REQUIRED ACTION> Write out the records below once more, exactly as they stand.

RECORDS TO PROCESS>
_ _ _ _ _ _ _
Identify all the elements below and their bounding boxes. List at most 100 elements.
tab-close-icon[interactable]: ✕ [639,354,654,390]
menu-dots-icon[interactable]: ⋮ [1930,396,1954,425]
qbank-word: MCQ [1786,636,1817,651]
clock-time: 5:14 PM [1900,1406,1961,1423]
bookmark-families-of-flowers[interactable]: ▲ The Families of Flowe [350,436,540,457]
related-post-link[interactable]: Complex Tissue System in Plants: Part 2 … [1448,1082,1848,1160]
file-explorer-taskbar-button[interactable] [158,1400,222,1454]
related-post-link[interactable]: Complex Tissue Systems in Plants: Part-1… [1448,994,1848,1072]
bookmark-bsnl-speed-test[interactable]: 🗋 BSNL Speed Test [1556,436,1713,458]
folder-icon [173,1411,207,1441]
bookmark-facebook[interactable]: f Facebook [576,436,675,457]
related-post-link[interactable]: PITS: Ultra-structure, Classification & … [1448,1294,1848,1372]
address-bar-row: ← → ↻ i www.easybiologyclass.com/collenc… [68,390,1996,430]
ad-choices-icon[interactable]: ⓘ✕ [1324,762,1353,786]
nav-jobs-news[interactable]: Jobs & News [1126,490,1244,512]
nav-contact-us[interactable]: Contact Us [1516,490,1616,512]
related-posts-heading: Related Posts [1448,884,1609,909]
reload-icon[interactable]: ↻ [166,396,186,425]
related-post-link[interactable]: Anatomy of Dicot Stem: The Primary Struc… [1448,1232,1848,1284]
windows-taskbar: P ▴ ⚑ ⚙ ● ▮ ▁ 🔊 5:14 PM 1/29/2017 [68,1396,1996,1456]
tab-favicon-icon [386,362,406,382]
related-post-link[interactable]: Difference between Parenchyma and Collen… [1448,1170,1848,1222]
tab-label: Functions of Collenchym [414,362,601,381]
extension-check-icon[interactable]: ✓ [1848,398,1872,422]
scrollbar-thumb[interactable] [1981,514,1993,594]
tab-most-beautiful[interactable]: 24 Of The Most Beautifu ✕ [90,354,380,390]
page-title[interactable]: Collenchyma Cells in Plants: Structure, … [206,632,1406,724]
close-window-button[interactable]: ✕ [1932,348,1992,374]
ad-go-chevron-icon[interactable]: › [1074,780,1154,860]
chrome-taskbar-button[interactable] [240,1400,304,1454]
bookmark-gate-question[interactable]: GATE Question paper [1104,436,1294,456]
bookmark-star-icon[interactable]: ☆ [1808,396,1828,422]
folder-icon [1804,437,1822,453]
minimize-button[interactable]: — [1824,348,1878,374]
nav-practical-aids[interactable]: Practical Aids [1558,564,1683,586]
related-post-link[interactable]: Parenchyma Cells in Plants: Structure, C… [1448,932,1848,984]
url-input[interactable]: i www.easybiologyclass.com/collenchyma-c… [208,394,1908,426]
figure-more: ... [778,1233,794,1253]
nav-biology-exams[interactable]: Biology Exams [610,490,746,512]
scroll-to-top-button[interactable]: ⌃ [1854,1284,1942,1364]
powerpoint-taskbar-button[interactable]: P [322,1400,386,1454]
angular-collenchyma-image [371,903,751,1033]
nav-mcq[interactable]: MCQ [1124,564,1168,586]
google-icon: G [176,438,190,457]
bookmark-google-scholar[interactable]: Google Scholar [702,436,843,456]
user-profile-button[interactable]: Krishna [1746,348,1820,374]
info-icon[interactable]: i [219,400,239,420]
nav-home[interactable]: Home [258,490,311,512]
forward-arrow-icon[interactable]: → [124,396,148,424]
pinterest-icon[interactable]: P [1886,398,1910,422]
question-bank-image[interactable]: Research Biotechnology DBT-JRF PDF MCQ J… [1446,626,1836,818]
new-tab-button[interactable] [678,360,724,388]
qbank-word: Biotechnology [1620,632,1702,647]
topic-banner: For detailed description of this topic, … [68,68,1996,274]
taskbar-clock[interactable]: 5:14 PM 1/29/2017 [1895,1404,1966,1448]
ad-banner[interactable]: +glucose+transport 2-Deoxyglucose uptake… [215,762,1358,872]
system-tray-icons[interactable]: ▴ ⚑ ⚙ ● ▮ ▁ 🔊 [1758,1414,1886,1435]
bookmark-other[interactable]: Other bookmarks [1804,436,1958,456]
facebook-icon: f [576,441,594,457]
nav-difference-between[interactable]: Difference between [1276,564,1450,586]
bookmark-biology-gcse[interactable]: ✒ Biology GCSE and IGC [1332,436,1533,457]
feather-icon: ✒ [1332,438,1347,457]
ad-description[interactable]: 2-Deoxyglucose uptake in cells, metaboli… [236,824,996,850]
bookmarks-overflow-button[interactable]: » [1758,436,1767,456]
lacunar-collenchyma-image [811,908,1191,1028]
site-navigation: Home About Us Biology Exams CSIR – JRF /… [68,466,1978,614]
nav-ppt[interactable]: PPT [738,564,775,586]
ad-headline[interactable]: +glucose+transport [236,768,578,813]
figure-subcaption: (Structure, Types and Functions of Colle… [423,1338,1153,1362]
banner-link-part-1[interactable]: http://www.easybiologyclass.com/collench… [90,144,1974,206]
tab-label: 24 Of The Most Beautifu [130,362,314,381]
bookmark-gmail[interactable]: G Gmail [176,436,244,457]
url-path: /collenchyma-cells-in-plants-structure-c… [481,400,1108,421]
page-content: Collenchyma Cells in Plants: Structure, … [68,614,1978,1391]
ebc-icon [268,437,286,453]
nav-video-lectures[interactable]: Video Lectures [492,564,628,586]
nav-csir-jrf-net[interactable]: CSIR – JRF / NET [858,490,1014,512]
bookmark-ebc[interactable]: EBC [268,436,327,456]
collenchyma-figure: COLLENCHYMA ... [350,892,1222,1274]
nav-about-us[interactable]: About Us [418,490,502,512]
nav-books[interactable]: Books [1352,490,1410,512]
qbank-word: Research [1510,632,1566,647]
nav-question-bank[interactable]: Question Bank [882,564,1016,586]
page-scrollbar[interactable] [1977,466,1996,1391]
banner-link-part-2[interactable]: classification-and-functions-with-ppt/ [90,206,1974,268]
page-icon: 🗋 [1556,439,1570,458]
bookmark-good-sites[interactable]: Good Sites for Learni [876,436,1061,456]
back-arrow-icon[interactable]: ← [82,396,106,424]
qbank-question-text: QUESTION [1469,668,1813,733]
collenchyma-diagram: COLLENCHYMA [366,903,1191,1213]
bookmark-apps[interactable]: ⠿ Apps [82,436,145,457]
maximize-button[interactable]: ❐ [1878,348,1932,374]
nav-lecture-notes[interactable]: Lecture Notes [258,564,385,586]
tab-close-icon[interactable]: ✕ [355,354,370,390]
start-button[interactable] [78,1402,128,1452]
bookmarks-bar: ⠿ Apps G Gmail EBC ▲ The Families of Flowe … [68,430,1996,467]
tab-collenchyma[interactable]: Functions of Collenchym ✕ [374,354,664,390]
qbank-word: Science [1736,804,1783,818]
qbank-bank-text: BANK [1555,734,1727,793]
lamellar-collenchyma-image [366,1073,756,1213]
_ _ _ _ _ _ _
TASK OUTPUT>
Identify all the elements below and their bounding boxes. List at most 100 elements.
tab-close-icon[interactable]: ✕ [639,354,654,390]
menu-dots-icon[interactable]: ⋮ [1930,396,1954,425]
qbank-word: MCQ [1786,636,1817,651]
clock-time: 5:14 PM [1900,1406,1961,1423]
bookmark-families-of-flowers[interactable]: ▲ The Families of Flowe [350,436,540,457]
related-post-link[interactable]: Complex Tissue System in Plants: Part 2 … [1448,1082,1848,1160]
file-explorer-taskbar-button[interactable] [158,1400,222,1454]
related-post-link[interactable]: Complex Tissue Systems in Plants: Part-1… [1448,994,1848,1072]
bookmark-bsnl-speed-test[interactable]: 🗋 BSNL Speed Test [1556,436,1713,458]
folder-icon [173,1411,207,1441]
bookmark-facebook[interactable]: f Facebook [576,436,675,457]
related-post-link[interactable]: PITS: Ultra-structure, Classification & … [1448,1294,1848,1372]
address-bar-row: ← → ↻ i www.easybiologyclass.com/collenc… [68,390,1996,430]
ad-choices-icon[interactable]: ⓘ✕ [1324,762,1353,786]
nav-jobs-news[interactable]: Jobs & News [1126,490,1244,512]
nav-contact-us[interactable]: Contact Us [1516,490,1616,512]
related-posts-heading: Related Posts [1448,884,1609,909]
reload-icon[interactable]: ↻ [166,396,186,425]
related-post-link[interactable]: Anatomy of Dicot Stem: The Primary Struc… [1448,1232,1848,1284]
windows-taskbar: P ▴ ⚑ ⚙ ● ▮ ▁ 🔊 5:14 PM 1/29/2017 [68,1396,1996,1456]
tab-favicon-icon [386,362,406,382]
related-post-link[interactable]: Difference between Parenchyma and Collen… [1448,1170,1848,1222]
tab-label: Functions of Collenchym [414,362,601,381]
extension-check-icon[interactable]: ✓ [1848,398,1872,422]
scrollbar-thumb[interactable] [1981,514,1993,594]
tab-most-beautiful[interactable]: 24 Of The Most Beautifu ✕ [90,354,380,390]
page-title[interactable]: Collenchyma Cells in Plants: Structure, … [206,632,1406,724]
close-window-button[interactable]: ✕ [1932,348,1992,374]
ad-go-chevron-icon[interactable]: › [1074,780,1154,860]
chrome-taskbar-button[interactable] [240,1400,304,1454]
bookmark-gate-question[interactable]: GATE Question paper [1104,436,1294,456]
bookmark-star-icon[interactable]: ☆ [1808,396,1828,422]
folder-icon [1804,437,1822,453]
minimize-button[interactable]: — [1824,348,1878,374]
nav-practical-aids[interactable]: Practical Aids [1558,564,1683,586]
related-post-link[interactable]: Parenchyma Cells in Plants: Structure, C… [1448,932,1848,984]
url-input[interactable]: i www.easybiologyclass.com/collenchyma-c… [208,394,1908,426]
figure-more: ... [778,1233,794,1253]
nav-biology-exams[interactable]: Biology Exams [610,490,746,512]
scroll-to-top-button[interactable]: ⌃ [1854,1284,1942,1364]
powerpoint-taskbar-button[interactable]: P [322,1400,386,1454]
angular-collenchyma-image [371,903,751,1033]
nav-mcq[interactable]: MCQ [1124,564,1168,586]
google-icon: G [176,438,190,457]
bookmark-google-scholar[interactable]: Google Scholar [702,436,843,456]
user-profile-button[interactable]: Krishna [1746,348,1820,374]
info-icon[interactable]: i [219,400,239,420]
nav-home[interactable]: Home [258,490,311,512]
forward-arrow-icon[interactable]: → [124,396,148,424]
pinterest-icon[interactable]: P [1886,398,1910,422]
question-bank-image[interactable]: Research Biotechnology DBT-JRF PDF MCQ J… [1446,626,1836,818]
new-tab-button[interactable] [678,360,724,388]
qbank-word: Biotechnology [1620,632,1702,647]
topic-banner: For detailed description of this topic, … [68,68,1996,274]
taskbar-clock[interactable]: 5:14 PM 1/29/2017 [1895,1404,1966,1448]
ad-banner[interactable]: +glucose+transport 2-Deoxyglucose uptake… [215,762,1358,872]
system-tray-icons[interactable]: ▴ ⚑ ⚙ ● ▮ ▁ 🔊 [1758,1414,1886,1435]
bookmark-other[interactable]: Other bookmarks [1804,436,1958,456]
facebook-icon: f [576,441,594,457]
nav-difference-between[interactable]: Difference between [1276,564,1450,586]
bookmark-biology-gcse[interactable]: ✒ Biology GCSE and IGC [1332,436,1533,457]
feather-icon: ✒ [1332,438,1347,457]
ad-description[interactable]: 2-Deoxyglucose uptake in cells, metaboli… [236,824,996,850]
bookmarks-overflow-button[interactable]: » [1758,436,1767,456]
lacunar-collenchyma-image [811,908,1191,1028]
site-navigation: Home About Us Biology Exams CSIR – JRF /… [68,466,1978,614]
nav-ppt[interactable]: PPT [738,564,775,586]
ad-headline[interactable]: +glucose+transport [236,768,578,813]
figure-subcaption: (Structure, Types and Functions of Colle… [423,1338,1153,1362]
banner-link-part-1[interactable]: http://www.easybiologyclass.com/collench… [90,144,1974,206]
tab-label: 24 Of The Most Beautifu [130,362,314,381]
bookmark-gmail[interactable]: G Gmail [176,436,244,457]
url-path: /collenchyma-cells-in-plants-structure-c… [481,400,1108,421]
page-content: Collenchyma Cells in Plants: Structure, … [68,614,1978,1391]
ebc-icon [268,437,286,453]
nav-video-lectures[interactable]: Video Lectures [492,564,628,586]
nav-csir-jrf-net[interactable]: CSIR – JRF / NET [858,490,1014,512]
bookmark-ebc[interactable]: EBC [268,436,327,456]
collenchyma-figure: COLLENCHYMA ... [350,892,1222,1274]
nav-about-us[interactable]: About Us [418,490,502,512]
nav-books[interactable]: Books [1352,490,1410,512]
qbank-word: Research [1510,632,1566,647]
nav-question-bank[interactable]: Question Bank [882,564,1016,586]
page-scrollbar[interactable] [1977,466,1996,1391]
banner-link-part-2[interactable]: classification-and-functions-with-ppt/ [90,206,1974,268]
page-icon: 🗋 [1556,439,1570,458]
bookmark-good-sites[interactable]: Good Sites for Learni [876,436,1061,456]
back-arrow-icon[interactable]: ← [82,396,106,424]
qbank-question-text: QUESTION [1469,668,1813,733]
collenchyma-diagram: COLLENCHYMA [366,903,1191,1213]
bookmark-apps[interactable]: ⠿ Apps [82,436,145,457]
maximize-button[interactable]: ❐ [1878,348,1932,374]
nav-lecture-notes[interactable]: Lecture Notes [258,564,385,586]
tab-close-icon[interactable]: ✕ [355,354,370,390]
start-button[interactable] [78,1402,128,1452]
bookmarks-bar: ⠿ Apps G Gmail EBC ▲ The Families of Flowe … [68,430,1996,467]
tab-collenchyma[interactable]: Functions of Collenchym ✕ [374,354,664,390]
qbank-word: Science [1736,804,1783,818]
qbank-bank-text: BANK [1555,734,1727,793]
lamellar-collenchyma-image [366,1073,756,1213]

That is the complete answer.